(Structured figure records)
Start

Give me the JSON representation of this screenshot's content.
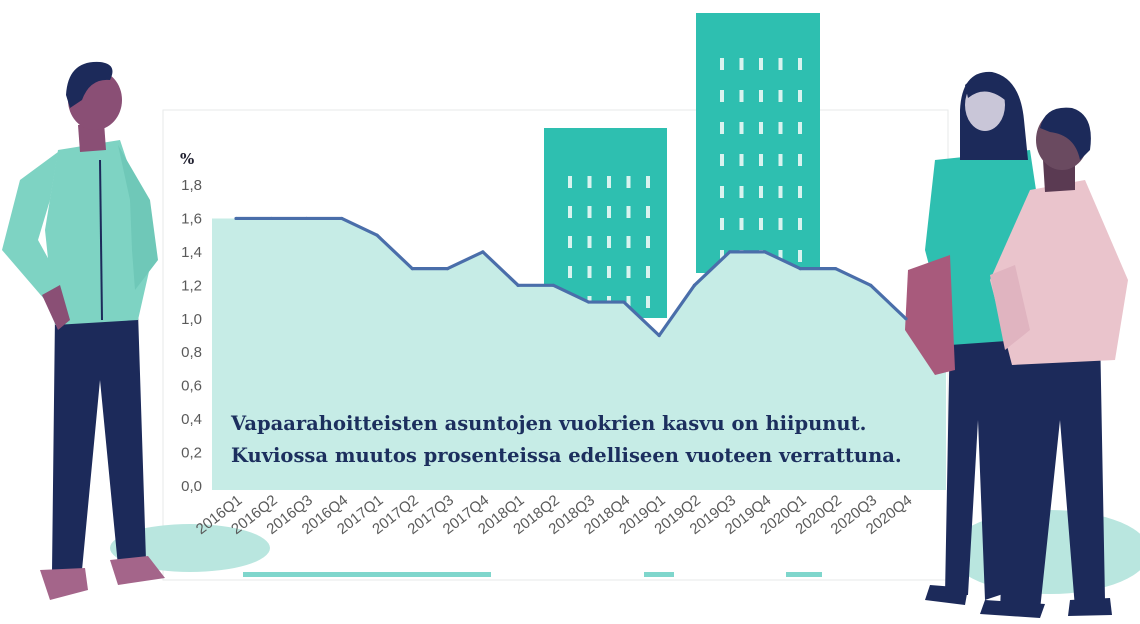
{
  "chart_data": {
    "type": "area",
    "unit_label": "%",
    "categories": [
      "2016Q1",
      "2016Q2",
      "2016Q3",
      "2016Q4",
      "2017Q1",
      "2017Q2",
      "2017Q3",
      "2017Q4",
      "2018Q1",
      "2018Q2",
      "2018Q3",
      "2018Q4",
      "2019Q1",
      "2019Q2",
      "2019Q3",
      "2019Q4",
      "2020Q1",
      "2020Q2",
      "2020Q3",
      "2020Q4"
    ],
    "values": [
      1.6,
      1.6,
      1.6,
      1.6,
      1.5,
      1.3,
      1.3,
      1.4,
      1.2,
      1.2,
      1.1,
      1.1,
      0.9,
      1.2,
      1.4,
      1.4,
      1.3,
      1.3,
      1.2,
      1.0
    ],
    "yticks": [
      "0,0",
      "0,2",
      "0,4",
      "0,6",
      "0,8",
      "1,0",
      "1,2",
      "1,4",
      "1,6",
      "1,8"
    ],
    "ylim": [
      0,
      1.8
    ],
    "grid": false,
    "annotation_lines": [
      "Vapaarahoitteisten asuntojen vuokrien kasvu on hiipunut.",
      "Kuviossa muutos prosenteissa edelliseen vuoteen verrattuna."
    ]
  },
  "colors": {
    "line": "#4a6eaa",
    "area": "#c6ece6",
    "building": "#2ebfb0",
    "text": "#1c2f5e"
  }
}
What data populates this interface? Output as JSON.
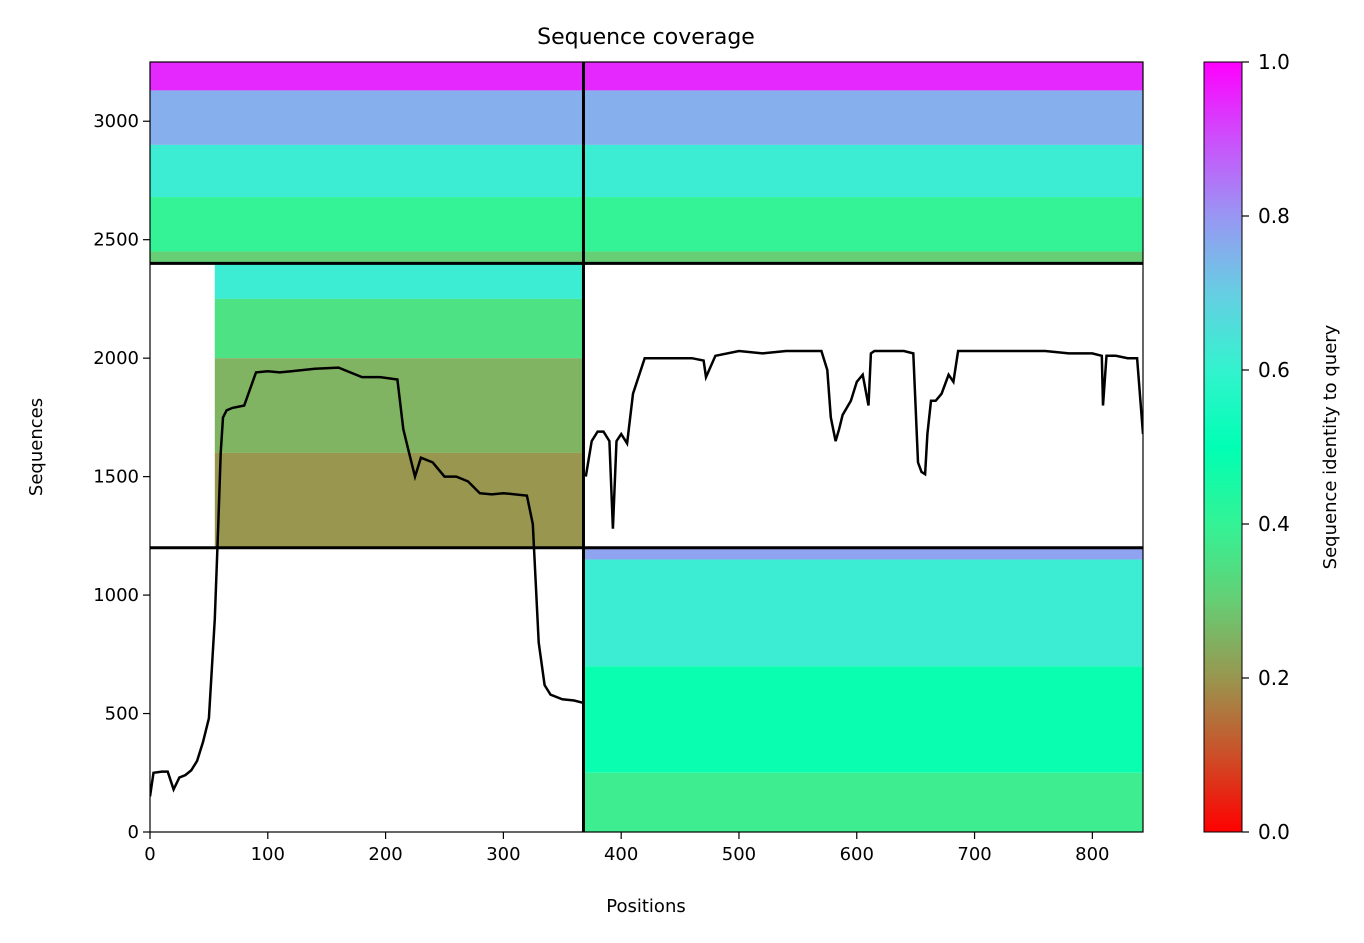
{
  "chart_data": {
    "type": "heatmap",
    "title": "Sequence coverage",
    "xlabel": "Positions",
    "ylabel": "Sequences",
    "xlim": [
      0,
      843
    ],
    "ylim": [
      0,
      3250
    ],
    "x_ticks": [
      0,
      100,
      200,
      300,
      400,
      500,
      600,
      700,
      800
    ],
    "y_ticks": [
      0,
      500,
      1000,
      1500,
      2000,
      2500,
      3000
    ],
    "grid": false,
    "colormap": "rainbow_r",
    "colorbar": {
      "label": "Sequence identity to query",
      "range": [
        0,
        1
      ],
      "ticks": [
        0.0,
        0.2,
        0.4,
        0.6,
        0.8,
        1.0
      ],
      "tick_labels": [
        "0.0",
        "0.2",
        "0.4",
        "0.6",
        "0.8",
        "1.0"
      ]
    },
    "chain_boundary_x": 368,
    "block_boundaries_y": [
      1200,
      2400
    ],
    "blocks": [
      {
        "x_range": [
          0,
          368
        ],
        "y_range": [
          2400,
          3250
        ],
        "filled_x": [
          [
            0,
            368
          ]
        ],
        "bands": [
          {
            "y": [
              3130,
              3250
            ],
            "identity": 0.95
          },
          {
            "y": [
              2900,
              3130
            ],
            "identity": 0.76
          },
          {
            "y": [
              2680,
              2900
            ],
            "identity": 0.62
          },
          {
            "y": [
              2450,
              2680
            ],
            "identity": 0.4
          },
          {
            "y": [
              2400,
              2450
            ],
            "identity": 0.3
          }
        ]
      },
      {
        "x_range": [
          368,
          843
        ],
        "y_range": [
          2400,
          3250
        ],
        "filled_x": [
          [
            368,
            843
          ]
        ],
        "bands": [
          {
            "y": [
              3130,
              3250
            ],
            "identity": 0.95
          },
          {
            "y": [
              2900,
              3130
            ],
            "identity": 0.76
          },
          {
            "y": [
              2680,
              2900
            ],
            "identity": 0.62
          },
          {
            "y": [
              2450,
              2680
            ],
            "identity": 0.4
          },
          {
            "y": [
              2400,
              2450
            ],
            "identity": 0.3
          }
        ]
      },
      {
        "x_range": [
          0,
          368
        ],
        "y_range": [
          1200,
          2400
        ],
        "filled_x": [
          [
            55,
            368
          ]
        ],
        "bands": [
          {
            "y": [
              2250,
              2400
            ],
            "identity": 0.62
          },
          {
            "y": [
              2000,
              2250
            ],
            "identity": 0.35
          },
          {
            "y": [
              1600,
              2000
            ],
            "identity": 0.25
          },
          {
            "y": [
              1200,
              1600
            ],
            "identity": 0.2
          }
        ]
      },
      {
        "x_range": [
          368,
          843
        ],
        "y_range": [
          0,
          1200
        ],
        "filled_x": [
          [
            368,
            843
          ]
        ],
        "bands": [
          {
            "y": [
              1150,
              1200
            ],
            "identity": 0.78
          },
          {
            "y": [
              700,
              1150
            ],
            "identity": 0.62
          },
          {
            "y": [
              250,
              700
            ],
            "identity": 0.48
          },
          {
            "y": [
              0,
              250
            ],
            "identity": 0.38
          }
        ]
      }
    ],
    "coverage_line": {
      "x": [
        0,
        3,
        10,
        15,
        20,
        25,
        30,
        35,
        40,
        45,
        50,
        55,
        58,
        60,
        62,
        65,
        70,
        80,
        90,
        100,
        110,
        120,
        140,
        160,
        180,
        195,
        210,
        215,
        220,
        225,
        230,
        240,
        250,
        260,
        270,
        280,
        290,
        300,
        320,
        325,
        330,
        335,
        340,
        350,
        360,
        368,
        370,
        375,
        380,
        385,
        390,
        393,
        396,
        400,
        405,
        410,
        420,
        440,
        460,
        470,
        472,
        480,
        500,
        520,
        540,
        560,
        570,
        575,
        578,
        582,
        585,
        588,
        595,
        600,
        605,
        610,
        612,
        615,
        618,
        622,
        630,
        640,
        648,
        652,
        655,
        658,
        660,
        663,
        667,
        672,
        678,
        682,
        686,
        690,
        700,
        720,
        740,
        760,
        780,
        800,
        808,
        809,
        812,
        820,
        830,
        838,
        843
      ],
      "y": [
        150,
        250,
        255,
        255,
        180,
        230,
        240,
        260,
        300,
        380,
        480,
        900,
        1300,
        1600,
        1750,
        1780,
        1790,
        1800,
        1940,
        1945,
        1940,
        1945,
        1955,
        1960,
        1920,
        1920,
        1910,
        1700,
        1600,
        1500,
        1580,
        1560,
        1500,
        1500,
        1480,
        1430,
        1425,
        1430,
        1420,
        1300,
        800,
        620,
        580,
        560,
        555,
        545,
        1500,
        1650,
        1690,
        1690,
        1650,
        1280,
        1650,
        1680,
        1640,
        1850,
        2000,
        2000,
        2000,
        1990,
        1920,
        2010,
        2030,
        2020,
        2030,
        2030,
        2030,
        1950,
        1750,
        1650,
        1700,
        1760,
        1820,
        1900,
        1930,
        1800,
        2020,
        2030,
        2030,
        2030,
        2030,
        2030,
        2020,
        1560,
        1520,
        1510,
        1680,
        1820,
        1820,
        1850,
        1930,
        1900,
        2030,
        2030,
        2030,
        2030,
        2030,
        2030,
        2020,
        2020,
        2010,
        1800,
        2010,
        2010,
        2000,
        2000,
        1680
      ]
    }
  }
}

End

▶ **Instructions to follow**
Output every entry word for word, but omit the pictures.

▶ **Task response**
Give me the JSON representation of this screenshot's content.
{
  "chart_data": {
    "type": "area",
    "unit_label": "%",
    "categories": [
      "2016Q1",
      "2016Q2",
      "2016Q3",
      "2016Q4",
      "2017Q1",
      "2017Q2",
      "2017Q3",
      "2017Q4",
      "2018Q1",
      "2018Q2",
      "2018Q3",
      "2018Q4",
      "2019Q1",
      "2019Q2",
      "2019Q3",
      "2019Q4",
      "2020Q1",
      "2020Q2",
      "2020Q3",
      "2020Q4"
    ],
    "values": [
      1.6,
      1.6,
      1.6,
      1.6,
      1.5,
      1.3,
      1.3,
      1.4,
      1.2,
      1.2,
      1.1,
      1.1,
      0.9,
      1.2,
      1.4,
      1.4,
      1.3,
      1.3,
      1.2,
      1.0
    ],
    "yticks": [
      "0,0",
      "0,2",
      "0,4",
      "0,6",
      "0,8",
      "1,0",
      "1,2",
      "1,4",
      "1,6",
      "1,8"
    ],
    "ylim": [
      0,
      1.8
    ],
    "grid": false,
    "annotation_lines": [
      "Vapaarahoitteisten asuntojen vuokrien kasvu on hiipunut.",
      "Kuviossa muutos prosenteissa edelliseen vuoteen verrattuna."
    ]
  },
  "colors": {
    "line": "#4a6eaa",
    "area": "#c6ece6",
    "building": "#2ebfb0",
    "text": "#1c2f5e"
  }
}
What data populates this interface? Output as JSON.
{
  "chart_data": {
    "type": "heatmap",
    "title": "Sequence coverage",
    "xlabel": "Positions",
    "ylabel": "Sequences",
    "xlim": [
      0,
      843
    ],
    "ylim": [
      0,
      3250
    ],
    "x_ticks": [
      0,
      100,
      200,
      300,
      400,
      500,
      600,
      700,
      800
    ],
    "y_ticks": [
      0,
      500,
      1000,
      1500,
      2000,
      2500,
      3000
    ],
    "grid": false,
    "colormap": "rainbow_r",
    "colorbar": {
      "label": "Sequence identity to query",
      "range": [
        0,
        1
      ],
      "ticks": [
        0.0,
        0.2,
        0.4,
        0.6,
        0.8,
        1.0
      ],
      "tick_labels": [
        "0.0",
        "0.2",
        "0.4",
        "0.6",
        "0.8",
        "1.0"
      ]
    },
    "chain_boundary_x": 368,
    "block_boundaries_y": [
      1200,
      2400
    ],
    "blocks": [
      {
        "x_range": [
          0,
          368
        ],
        "y_range": [
          2400,
          3250
        ],
        "filled_x": [
          [
            0,
            368
          ]
        ],
        "bands": [
          {
            "y": [
              3130,
              3250
            ],
            "identity": 0.95
          },
          {
            "y": [
              2900,
              3130
            ],
            "identity": 0.76
          },
          {
            "y": [
              2680,
              2900
            ],
            "identity": 0.62
          },
          {
            "y": [
              2450,
              2680
            ],
            "identity": 0.4
          },
          {
            "y": [
              2400,
              2450
            ],
            "identity": 0.3
          }
        ]
      },
      {
        "x_range": [
          368,
          843
        ],
        "y_range": [
          2400,
          3250
        ],
        "filled_x": [
          [
            368,
            843
          ]
        ],
        "bands": [
          {
            "y": [
              3130,
              3250
            ],
            "identity": 0.95
          },
          {
            "y": [
              2900,
              3130
            ],
            "identity": 0.76
          },
          {
            "y": [
              2680,
              2900
            ],
            "identity": 0.62
          },
          {
            "y": [
              2450,
              2680
            ],
            "identity": 0.4
          },
          {
            "y": [
              2400,
              2450
            ],
            "identity": 0.3
          }
        ]
      },
      {
        "x_range": [
          0,
          368
        ],
        "y_range": [
          1200,
          2400
        ],
        "filled_x": [
          [
            55,
            368
          ]
        ],
        "bands": [
          {
            "y": [
              2250,
              2400
            ],
            "identity": 0.62
          },
          {
            "y": [
              2000,
              2250
            ],
            "identity": 0.35
          },
          {
            "y": [
              1600,
              2000
            ],
            "identity": 0.25
          },
          {
            "y": [
              1200,
              1600
            ],
            "identity": 0.2
          }
        ]
      },
      {
        "x_range": [
          368,
          843
        ],
        "y_range": [
          0,
          1200
        ],
        "filled_x": [
          [
            368,
            843
          ]
        ],
        "bands": [
          {
            "y": [
              1150,
              1200
            ],
            "identity": 0.78
          },
          {
            "y": [
              700,
              1150
            ],
            "identity": 0.62
          },
          {
            "y": [
              250,
              700
            ],
            "identity": 0.48
          },
          {
            "y": [
              0,
              250
            ],
            "identity": 0.38
          }
        ]
      }
    ],
    "coverage_line": {
      "x": [
        0,
        3,
        10,
        15,
        20,
        25,
        30,
        35,
        40,
        45,
        50,
        55,
        58,
        60,
        62,
        65,
        70,
        80,
        90,
        100,
        110,
        120,
        140,
        160,
        180,
        195,
        210,
        215,
        220,
        225,
        230,
        240,
        250,
        260,
        270,
        280,
        290,
        300,
        320,
        325,
        330,
        335,
        340,
        350,
        360,
        368,
        370,
        375,
        380,
        385,
        390,
        393,
        396,
        400,
        405,
        410,
        420,
        440,
        460,
        470,
        472,
        480,
        500,
        520,
        540,
        560,
        570,
        575,
        578,
        582,
        585,
        588,
        595,
        600,
        605,
        610,
        612,
        615,
        618,
        622,
        630,
        640,
        648,
        652,
        655,
        658,
        660,
        663,
        667,
        672,
        678,
        682,
        686,
        690,
        700,
        720,
        740,
        760,
        780,
        800,
        808,
        809,
        812,
        820,
        830,
        838,
        843
      ],
      "y": [
        150,
        250,
        255,
        255,
        180,
        230,
        240,
        260,
        300,
        380,
        480,
        900,
        1300,
        1600,
        1750,
        1780,
        1790,
        1800,
        1940,
        1945,
        1940,
        1945,
        1955,
        1960,
        1920,
        1920,
        1910,
        1700,
        1600,
        1500,
        1580,
        1560,
        1500,
        1500,
        1480,
        1430,
        1425,
        1430,
        1420,
        1300,
        800,
        620,
        580,
        560,
        555,
        545,
        1500,
        1650,
        1690,
        1690,
        1650,
        1280,
        1650,
        1680,
        1640,
        1850,
        2000,
        2000,
        2000,
        1990,
        1920,
        2010,
        2030,
        2020,
        2030,
        2030,
        2030,
        1950,
        1750,
        1650,
        1700,
        1760,
        1820,
        1900,
        1930,
        1800,
        2020,
        2030,
        2030,
        2030,
        2030,
        2030,
        2020,
        1560,
        1520,
        1510,
        1680,
        1820,
        1820,
        1850,
        1930,
        1900,
        2030,
        2030,
        2030,
        2030,
        2030,
        2030,
        2020,
        2020,
        2010,
        1800,
        2010,
        2010,
        2000,
        2000,
        1680
      ]
    }
  }
}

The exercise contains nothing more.